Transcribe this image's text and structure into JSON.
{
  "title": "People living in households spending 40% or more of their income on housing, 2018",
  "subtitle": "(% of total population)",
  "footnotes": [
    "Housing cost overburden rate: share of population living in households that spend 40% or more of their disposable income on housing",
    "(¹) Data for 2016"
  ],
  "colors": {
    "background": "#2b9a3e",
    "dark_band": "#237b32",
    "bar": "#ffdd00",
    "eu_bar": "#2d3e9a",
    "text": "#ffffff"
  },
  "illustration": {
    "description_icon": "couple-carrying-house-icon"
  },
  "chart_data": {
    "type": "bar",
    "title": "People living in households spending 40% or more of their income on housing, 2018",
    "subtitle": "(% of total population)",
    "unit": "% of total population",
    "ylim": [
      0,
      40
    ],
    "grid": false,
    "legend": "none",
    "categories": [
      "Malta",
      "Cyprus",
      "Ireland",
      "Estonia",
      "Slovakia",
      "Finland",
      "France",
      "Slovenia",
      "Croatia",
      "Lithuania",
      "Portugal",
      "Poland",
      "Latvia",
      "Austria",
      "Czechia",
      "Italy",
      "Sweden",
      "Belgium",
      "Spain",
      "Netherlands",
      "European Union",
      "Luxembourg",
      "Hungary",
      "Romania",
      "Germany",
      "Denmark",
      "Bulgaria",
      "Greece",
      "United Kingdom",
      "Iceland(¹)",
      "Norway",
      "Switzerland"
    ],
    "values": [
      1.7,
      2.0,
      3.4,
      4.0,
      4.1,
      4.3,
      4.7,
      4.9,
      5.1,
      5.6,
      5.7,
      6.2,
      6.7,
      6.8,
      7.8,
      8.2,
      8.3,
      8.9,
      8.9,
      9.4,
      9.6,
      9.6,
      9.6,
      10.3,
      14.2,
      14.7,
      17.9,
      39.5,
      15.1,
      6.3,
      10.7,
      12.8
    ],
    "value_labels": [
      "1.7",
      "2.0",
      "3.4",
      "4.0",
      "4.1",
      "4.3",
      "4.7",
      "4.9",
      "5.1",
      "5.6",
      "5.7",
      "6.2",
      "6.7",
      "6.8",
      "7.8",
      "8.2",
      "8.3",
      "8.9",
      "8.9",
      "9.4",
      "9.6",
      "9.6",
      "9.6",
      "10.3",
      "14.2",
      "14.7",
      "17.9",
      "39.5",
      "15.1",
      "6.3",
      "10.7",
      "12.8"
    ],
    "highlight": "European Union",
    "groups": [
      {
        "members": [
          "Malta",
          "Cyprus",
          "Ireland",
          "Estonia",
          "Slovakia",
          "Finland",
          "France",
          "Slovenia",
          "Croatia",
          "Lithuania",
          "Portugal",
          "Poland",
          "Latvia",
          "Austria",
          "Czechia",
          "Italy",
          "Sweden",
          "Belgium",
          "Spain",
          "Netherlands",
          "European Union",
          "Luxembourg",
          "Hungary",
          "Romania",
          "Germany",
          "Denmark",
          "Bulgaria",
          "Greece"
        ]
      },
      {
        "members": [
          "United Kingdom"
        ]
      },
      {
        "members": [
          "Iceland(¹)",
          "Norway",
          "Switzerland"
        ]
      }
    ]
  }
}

→ Task description
Determine how many lines in the records contain "their", and reply with the number only.

→ Final result
3